*Directions*. Copy out the lines that include the word "text".

- - - - - - -

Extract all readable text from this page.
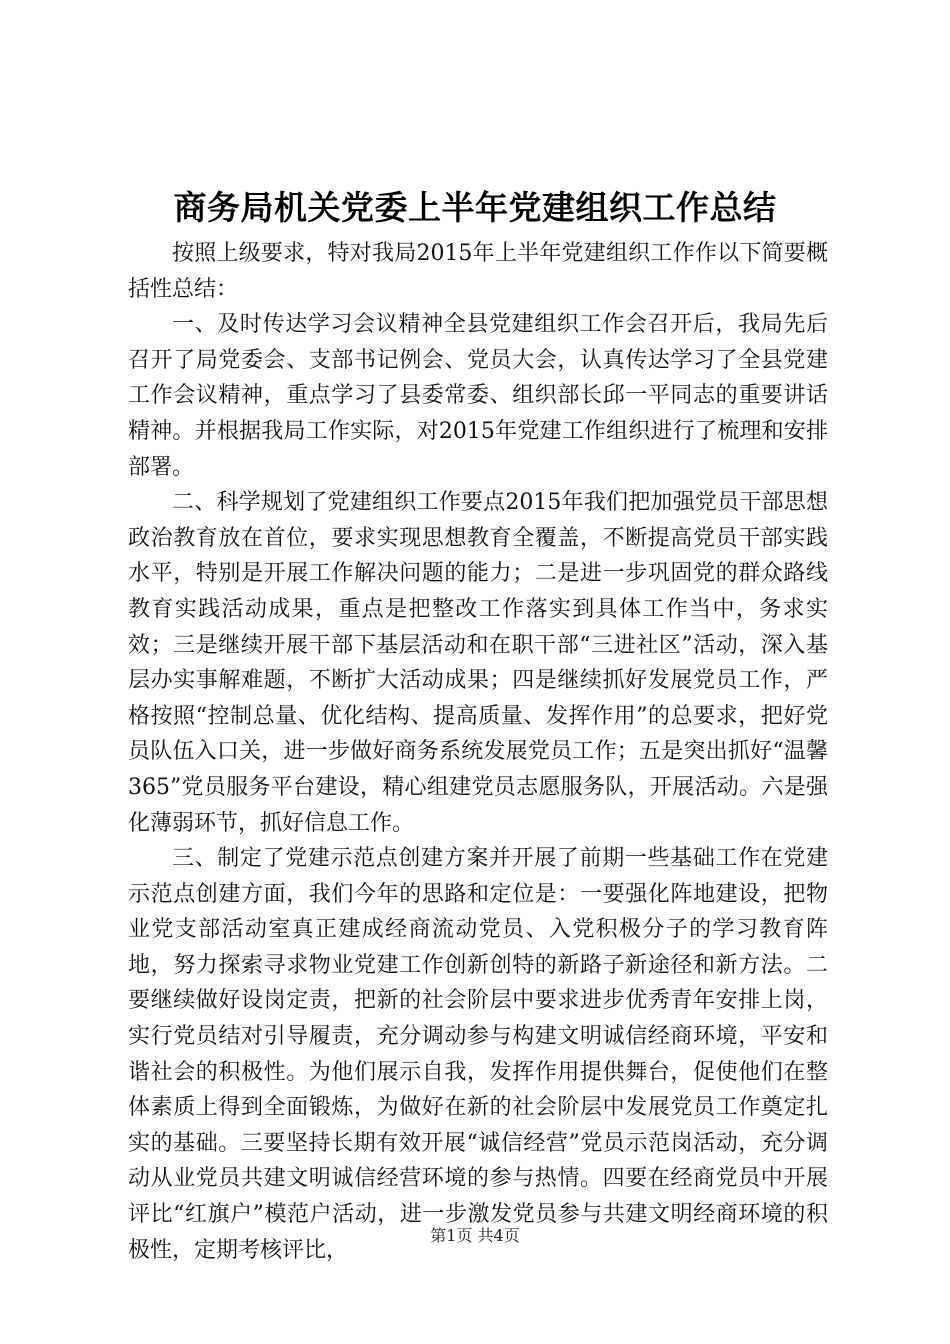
商务局机关党委上半年党建组织工作总结

按照上级要求，特对我局2015年上半年党建组织工作作以下简要概括性总结：

一、及时传达学习会议精神全县党建组织工作会召开后，我局先后召开了局党委会、支部书记例会、党员大会，认真传达学习了全县党建工作会议精神，重点学习了县委常委、组织部长邱一平同志的重要讲话精神。并根据我局工作实际，对2015年党建工作组织进行了梳理和安排部署。

二、科学规划了党建组织工作要点2015年我们把加强党员干部思想政治教育放在首位，要求实现思想教育全覆盖，不断提高党员干部实践水平，特别是开展工作解决问题的能力；二是进一步巩固党的群众路线教育实践活动成果，重点是把整改工作落实到具体工作当中，务求实效；三是继续开展干部下基层活动和在职干部“三进社区”活动，深入基层办实事解难题，不断扩大活动成果；四是继续抓好发展党员工作，严格按照“控制总量、优化结构、提高质量、发挥作用”的总要求，把好党员队伍入口关，进一步做好商务系统发展党员工作；五是突出抓好“温馨365”党员服务平台建设，精心组建党员志愿服务队，开展活动。六是强化薄弱环节，抓好信息工作。

三、制定了党建示范点创建方案并开展了前期一些基础工作在党建示范点创建方面，我们今年的思路和定位是：一要强化阵地建设，把物业党支部活动室真正建成经商流动党员、入党积极分子的学习教育阵地，努力探索寻求物业党建工作创新创特的新路子新途径和新方法。二要继续做好设岗定责，把新的社会阶层中要求进步优秀青年安排上岗，实行党员结对引导履责，充分调动参与构建文明诚信经商环境，平安和谐社会的积极性。为他们展示自我，发挥作用提供舞台，促使他们在整体素质上得到全面锻炼，为做好在新的社会阶层中发展党员工作奠定扎实的基础。三要坚持长期有效开展“诚信经营”党员示范岗活动，充分调动从业党员共建文明诚信经营环境的参与热情。四要在经商党员中开展评比“红旗户”模范户活动，进一步激发党员参与共建文明经商环境的积极性，定期考核评比，

第1页 共4页
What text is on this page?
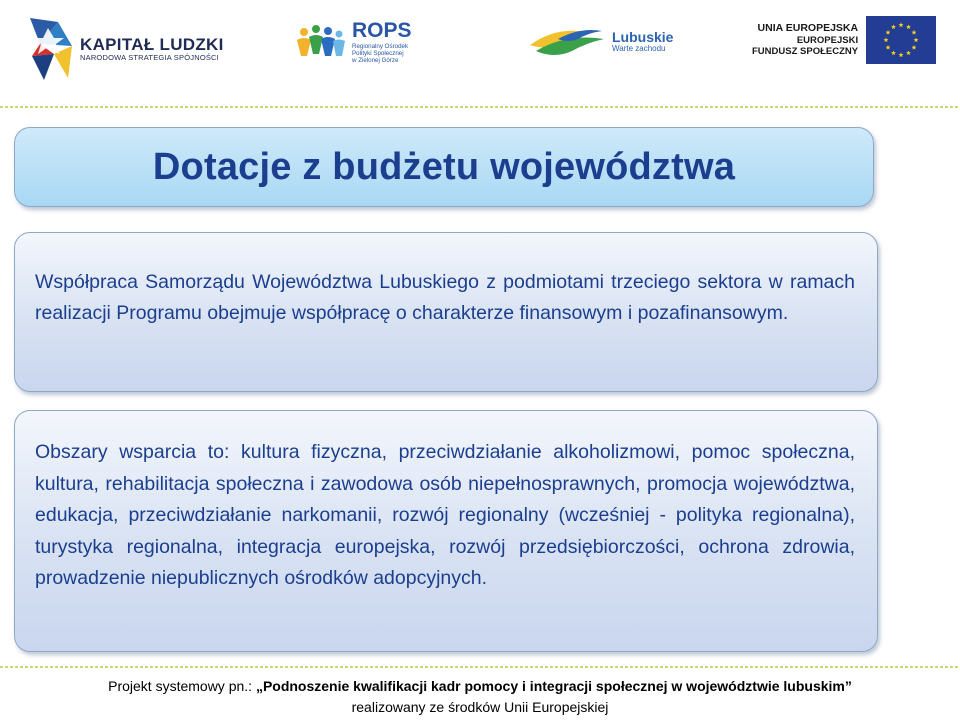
KAPITAŁ LUDZKI
NARODOWA STRATEGIA SPÓJNOŚCI
ROPS
Regionalny Ośrodek
Polityki Społecznej
w Zielonej Górze
Lubuskie
Warte zachodu
UNIA EUROPEJSKA
EUROPEJSKI
FUNDUSZ SPOŁECZNY
Dotacje z budżetu województwa

Współpraca Samorządu Województwa Lubuskiego z podmiotami trzeciego sektora w ramach realizacji Programu obejmuje współpracę o charakterze finansowym i pozafinansowym.

Obszary wsparcia to: kultura fizyczna, przeciwdziałanie alkoholizmowi, pomoc społeczna, kultura, rehabilitacja społeczna i zawodowa osób niepełnosprawnych, promocja województwa, edukacja, przeciwdziałanie narkomanii, rozwój regionalny (wcześniej - polityka regionalna), turystyka regionalna, integracja europejska, rozwój przedsiębiorczości, ochrona zdrowia, prowadzenie niepublicznych ośrodków adopcyjnych.

Projekt systemowy pn.: „Podnoszenie kwalifikacji kadr pomocy i integracji społecznej w województwie lubuskim”
realizowany ze środków Unii Europejskiej
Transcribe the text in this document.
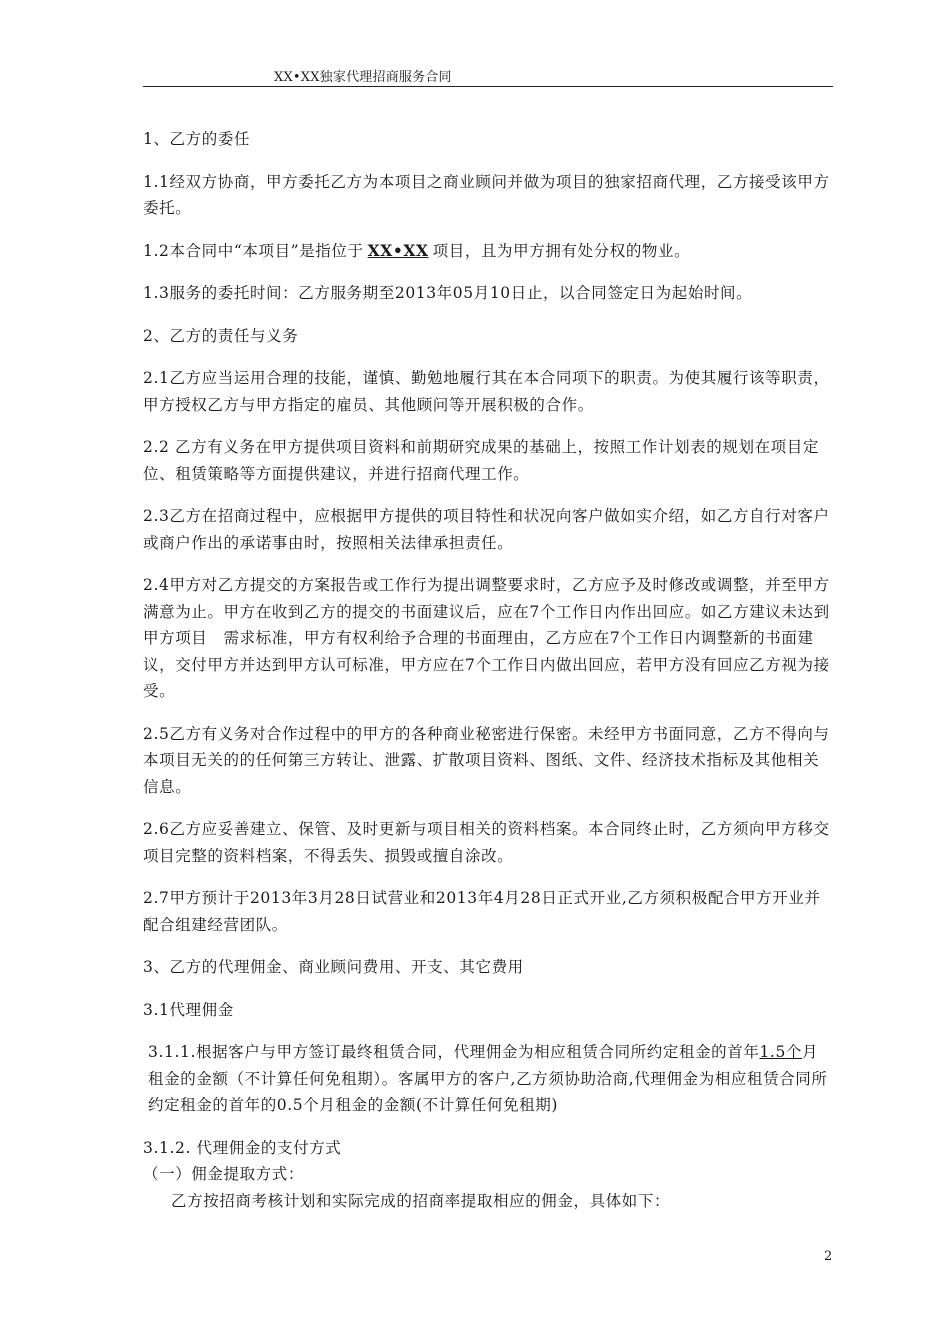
XX•XX独家代理招商服务合同

1、乙方的委任

1.1经双方协商，甲方委托乙方为本项目之商业顾问并做为项目的独家招商代理，乙方接受该甲方委托。

1.2本合同中“本项目”是指位于 XX•XX 项目，且为甲方拥有处分权的物业。

1.3服务的委托时间：乙方服务期至2013年05月10日止，以合同签定日为起始时间。

2、乙方的责任与义务

2.1乙方应当运用合理的技能，谨慎、勤勉地履行其在本合同项下的职责。为使其履行该等职责，甲方授权乙方与甲方指定的雇员、其他顾问等开展积极的合作。

2.2 乙方有义务在甲方提供项目资料和前期研究成果的基础上，按照工作计划表的规划在项目定位、租赁策略等方面提供建议，并进行招商代理工作。

2.3乙方在招商过程中，应根据甲方提供的项目特性和状况向客户做如实介绍，如乙方自行对客户或商户作出的承诺事由时，按照相关法律承担责任。

2.4甲方对乙方提交的方案报告或工作行为提出调整要求时，乙方应予及时修改或调整，并至甲方满意为止。甲方在收到乙方的提交的书面建议后，应在7个工作日内作出回应。如乙方建议未达到甲方项目　需求标准，甲方有权利给予合理的书面理由，乙方应在7个工作日内调整新的书面建议，交付甲方并达到甲方认可标准，甲方应在7个工作日内做出回应，若甲方没有回应乙方视为接受。

2.5乙方有义务对合作过程中的甲方的各种商业秘密进行保密。未经甲方书面同意，乙方不得向与本项目无关的的任何第三方转让、泄露、扩散项目资料、图纸、文件、经济技术指标及其他相关信息。

2.6乙方应妥善建立、保管、及时更新与项目相关的资料档案。本合同终止时，乙方须向甲方移交项目完整的资料档案，不得丢失、损毁或擅自涂改。

2.7甲方预计于2013年3月28日试营业和2013年4月28日正式开业,乙方须积极配合甲方开业并配合组建经营团队。

3、乙方的代理佣金、商业顾问费用、开支、其它费用

3.1代理佣金

3.1.1.根据客户与甲方签订最终租赁合同，代理佣金为相应租赁合同所约定租金的首年1.5个月租金的金额（不计算任何免租期）。客属甲方的客户,乙方须协助洽商,代理佣金为相应租赁合同所约定租金的首年的0.5个月租金的金额(不计算任何免租期)

3.1.2. 代理佣金的支付方式

（一）佣金提取方式：

乙方按招商考核计划和实际完成的招商率提取相应的佣金，具体如下：

2
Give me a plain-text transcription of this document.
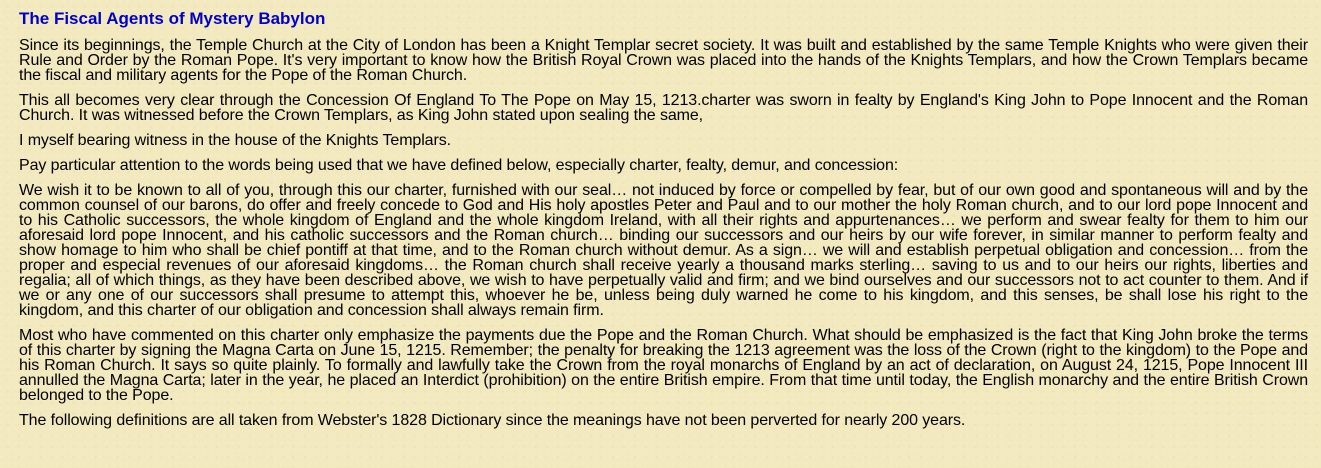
The Fiscal Agents of Mystery Babylon

Since its beginnings, the Temple Church at the City of London has been a Knight Templar secret society. It was built and established by the same Temple Knights who were given their Rule and Order by the Roman Pope. It's very important to know how the British Royal Crown was placed into the hands of the Knights Templars, and how the Crown Templars became the fiscal and military agents for the Pope of the Roman Church.

This all becomes very clear through the Concession Of England To The Pope on May 15, 1213.charter was sworn in fealty by England's King John to Pope Innocent and the Roman Church. It was witnessed before the Crown Templars, as King John stated upon sealing the same,

I myself bearing witness in the house of the Knights Templars.

Pay particular attention to the words being used that we have defined below, especially charter, fealty, demur, and concession:

We wish it to be known to all of you, through this our charter, furnished with our seal… not induced by force or compelled by fear, but of our own good and spontaneous will and by the common counsel of our barons, do offer and freely concede to God and His holy apostles Peter and Paul and to our mother the holy Roman church, and to our lord pope Innocent and to his Catholic successors, the whole kingdom of England and the whole kingdom Ireland, with all their rights and appurtenances… we perform and swear fealty for them to him our aforesaid lord pope Innocent, and his catholic successors and the Roman church… binding our successors and our heirs by our wife forever, in similar manner to perform fealty and show homage to him who shall be chief pontiff at that time, and to the Roman church without demur. As a sign… we will and establish perpetual obligation and concession… from the proper and especial revenues of our aforesaid kingdoms… the Roman church shall receive yearly a thousand marks sterling… saving to us and to our heirs our rights, liberties and regalia; all of which things, as they have been described above, we wish to have perpetually valid and firm; and we bind ourselves and our successors not to act counter to them. And if we or any one of our successors shall presume to attempt this, whoever he be, unless being duly warned he come to his kingdom, and this senses, be shall lose his right to the kingdom, and this charter of our obligation and concession shall always remain firm.

Most who have commented on this charter only emphasize the payments due the Pope and the Roman Church. What should be emphasized is the fact that King John broke the terms of this charter by signing the Magna Carta on June 15, 1215. Remember; the penalty for breaking the 1213 agreement was the loss of the Crown (right to the kingdom) to the Pope and his Roman Church. It says so quite plainly. To formally and lawfully take the Crown from the royal monarchs of England by an act of declaration, on August 24, 1215, Pope Innocent III annulled the Magna Carta; later in the year, he placed an Interdict (prohibition) on the entire British empire. From that time until today, the English monarchy and the entire British Crown belonged to the Pope.

The following definitions are all taken from Webster's 1828 Dictionary since the meanings have not been perverted for nearly 200 years.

- - - - - - -

*Solution to this problem*.
Extract all readable text from this page.
What text is on this page?
Transcribe the text in this document.
Give me a plain-text transcription of this document.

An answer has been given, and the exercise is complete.